Aim of the exercise
Return the lines below that carry the word "value".

Data provided
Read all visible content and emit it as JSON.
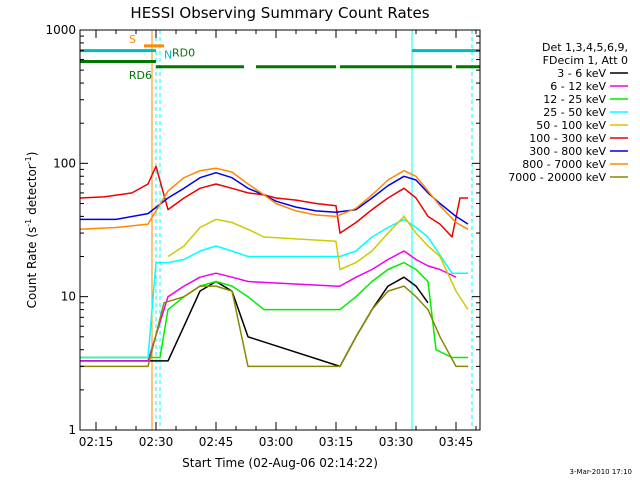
{
  "chart_data": {
    "type": "line",
    "title": "HESSI Observing Summary Count Rates",
    "xlabel": "Start Time (02-Aug-06 02:14:22)",
    "ylabel": "Count Rate (s",
    "ylabel_sup1": "-1",
    "ylabel_mid": " detector",
    "ylabel_sup2": "-1",
    "ylabel_end": ")",
    "y_scale": "log",
    "xlim": [
      "02:11",
      "03:51"
    ],
    "ylim": [
      1,
      1000
    ],
    "x_ticks": [
      "02:15",
      "02:30",
      "02:45",
      "03:00",
      "03:15",
      "03:30",
      "03:45"
    ],
    "y_ticks": [
      {
        "value": 1,
        "label": "1"
      },
      {
        "value": 10,
        "label": "10"
      },
      {
        "value": 100,
        "label": "100"
      },
      {
        "value": 1000,
        "label": "1000"
      }
    ],
    "legend": {
      "placement": "right",
      "header": [
        "Det 1,3,4,5,6,9,",
        "FDecim 1, Att 0"
      ],
      "entries": [
        {
          "label": "3 - 6 keV",
          "color": "#000000"
        },
        {
          "label": "6 - 12 keV",
          "color": "#ee00ee"
        },
        {
          "label": "12 - 25 keV",
          "color": "#00ee00"
        },
        {
          "label": "25 - 50 keV",
          "color": "#00ffff"
        },
        {
          "label": "50 - 100 keV",
          "color": "#cccc00"
        },
        {
          "label": "100 - 300 keV",
          "color": "#ee0000"
        },
        {
          "label": "300 - 800 keV",
          "color": "#0000ee"
        },
        {
          "label": "800 - 7000 keV",
          "color": "#ff8800"
        },
        {
          "label": "7000 - 20000 keV",
          "color": "#888800"
        }
      ]
    },
    "series": [
      {
        "label_ref": 0,
        "x": [
          "02:11",
          "02:24",
          "02:28",
          "02:33",
          "02:37",
          "02:41",
          "02:45",
          "02:49",
          "02:53",
          "03:16",
          "03:20",
          "03:24",
          "03:28",
          "03:32",
          "03:35",
          "03:38"
        ],
        "y": [
          3.3,
          3.3,
          3.3,
          3.3,
          6,
          11,
          13,
          11,
          5,
          3,
          5,
          8,
          12,
          14,
          12,
          9
        ]
      },
      {
        "label_ref": 1,
        "x": [
          "02:11",
          "02:28",
          "02:33",
          "02:37",
          "02:41",
          "02:45",
          "02:49",
          "02:53",
          "03:15",
          "03:16",
          "03:20",
          "03:24",
          "03:28",
          "03:32",
          "03:35",
          "03:38",
          "03:41",
          "03:45"
        ],
        "y": [
          3.3,
          3.3,
          10,
          12,
          14,
          15,
          14,
          13,
          12,
          12,
          14,
          16,
          19,
          22,
          19,
          17,
          16,
          14
        ]
      },
      {
        "label_ref": 2,
        "x": [
          "02:11",
          "02:28",
          "02:31",
          "02:33",
          "02:37",
          "02:41",
          "02:45",
          "02:49",
          "02:53",
          "02:57",
          "03:15",
          "03:16",
          "03:20",
          "03:24",
          "03:28",
          "03:32",
          "03:35",
          "03:38",
          "03:40",
          "03:44",
          "03:48"
        ],
        "y": [
          3.5,
          3.5,
          3.5,
          8,
          10,
          12,
          13,
          12,
          10,
          8,
          8,
          8,
          10,
          13,
          16,
          18,
          16,
          13,
          4,
          3.5,
          3.5
        ]
      },
      {
        "label_ref": 3,
        "x": [
          "02:11",
          "02:28",
          "02:30",
          "02:33",
          "02:37",
          "02:41",
          "02:45",
          "02:49",
          "02:53",
          "03:15",
          "03:16",
          "03:20",
          "03:24",
          "03:28",
          "03:32",
          "03:35",
          "03:38",
          "03:44",
          "03:48"
        ],
        "y": [
          3.5,
          3.5,
          18,
          18,
          19,
          22,
          24,
          22,
          20,
          20,
          20,
          22,
          28,
          33,
          38,
          33,
          28,
          15,
          15
        ]
      },
      {
        "label_ref": 4,
        "x": [
          "02:33",
          "02:37",
          "02:41",
          "02:45",
          "02:49",
          "02:53",
          "02:57",
          "03:15",
          "03:16",
          "03:20",
          "03:24",
          "03:28",
          "03:32",
          "03:35",
          "03:38",
          "03:41",
          "03:45",
          "03:48"
        ],
        "y": [
          20,
          24,
          33,
          38,
          36,
          32,
          28,
          26,
          16,
          18,
          22,
          30,
          40,
          30,
          24,
          20,
          11,
          8
        ]
      },
      {
        "label_ref": 5,
        "x": [
          "02:11",
          "02:17",
          "02:24",
          "02:28",
          "02:30",
          "02:33",
          "02:37",
          "02:41",
          "02:45",
          "02:49",
          "02:53",
          "02:57",
          "03:00",
          "03:05",
          "03:10",
          "03:15",
          "03:16",
          "03:20",
          "03:24",
          "03:28",
          "03:32",
          "03:35",
          "03:38",
          "03:41",
          "03:44",
          "03:46",
          "03:48"
        ],
        "y": [
          55,
          56,
          60,
          70,
          95,
          45,
          55,
          65,
          70,
          65,
          60,
          58,
          55,
          53,
          50,
          48,
          30,
          36,
          45,
          55,
          65,
          55,
          40,
          35,
          28,
          55,
          55
        ]
      },
      {
        "label_ref": 6,
        "x": [
          "02:11",
          "02:20",
          "02:28",
          "02:33",
          "02:37",
          "02:41",
          "02:45",
          "02:49",
          "02:53",
          "02:57",
          "03:00",
          "03:05",
          "03:10",
          "03:15",
          "03:20",
          "03:24",
          "03:28",
          "03:32",
          "03:35",
          "03:38",
          "03:41",
          "03:45",
          "03:48"
        ],
        "y": [
          38,
          38,
          42,
          55,
          65,
          78,
          85,
          78,
          65,
          58,
          52,
          47,
          44,
          43,
          45,
          55,
          68,
          80,
          75,
          60,
          50,
          40,
          35
        ]
      },
      {
        "label_ref": 7,
        "x": [
          "02:11",
          "02:20",
          "02:28",
          "02:33",
          "02:37",
          "02:41",
          "02:45",
          "02:49",
          "02:53",
          "02:57",
          "03:00",
          "03:05",
          "03:10",
          "03:15",
          "03:20",
          "03:24",
          "03:28",
          "03:32",
          "03:35",
          "03:38",
          "03:41",
          "03:45",
          "03:48"
        ],
        "y": [
          32,
          33,
          35,
          62,
          78,
          88,
          92,
          86,
          70,
          58,
          50,
          44,
          41,
          40,
          46,
          58,
          75,
          88,
          80,
          62,
          48,
          36,
          32
        ]
      },
      {
        "label_ref": 8,
        "x": [
          "02:11",
          "02:28",
          "02:32",
          "02:37",
          "02:41",
          "02:45",
          "02:49",
          "02:53",
          "03:15",
          "03:16",
          "03:20",
          "03:24",
          "03:28",
          "03:32",
          "03:35",
          "03:38",
          "03:41",
          "03:45",
          "03:48"
        ],
        "y": [
          3,
          3,
          9,
          10,
          12,
          12,
          11,
          3,
          3,
          3,
          5,
          8,
          11,
          12,
          10,
          8,
          5,
          3,
          3
        ]
      }
    ],
    "status_bars": [
      {
        "label": "S",
        "color": "#ff8800",
        "y": 760,
        "segments": [
          [
            "02:27",
            "02:32"
          ]
        ]
      },
      {
        "label": "N",
        "color": "#00bbbb",
        "y": 700,
        "segments": [
          [
            "02:11",
            "02:30"
          ],
          [
            "03:34",
            "03:51"
          ]
        ]
      },
      {
        "label": "RD0",
        "color": "#007700",
        "y": 580,
        "segments": [
          [
            "02:11",
            "02:30"
          ]
        ]
      },
      {
        "label": "RD6",
        "color": "#007700",
        "y": 530,
        "segments": [
          [
            "02:30",
            "02:52"
          ],
          [
            "02:55",
            "03:15"
          ],
          [
            "03:16",
            "03:44"
          ],
          [
            "03:45",
            "03:51"
          ]
        ]
      }
    ],
    "vertical_lines": [
      {
        "x": "02:11",
        "color": "#00ffff",
        "style": "solid"
      },
      {
        "x": "02:29",
        "color": "#ff8800",
        "style": "solid"
      },
      {
        "x": "02:30",
        "color": "#00ffff",
        "style": "dashed"
      },
      {
        "x": "02:31",
        "color": "#00ffff",
        "style": "dashed"
      },
      {
        "x": "03:34",
        "color": "#00ffff",
        "style": "solid"
      },
      {
        "x": "03:49",
        "color": "#00ffff",
        "style": "dashed"
      }
    ],
    "footer": "3-Mar-2010 17:10"
  }
}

Response
        "value": 1,
        "value": 10,
        "value": 100,
        "value": 1000,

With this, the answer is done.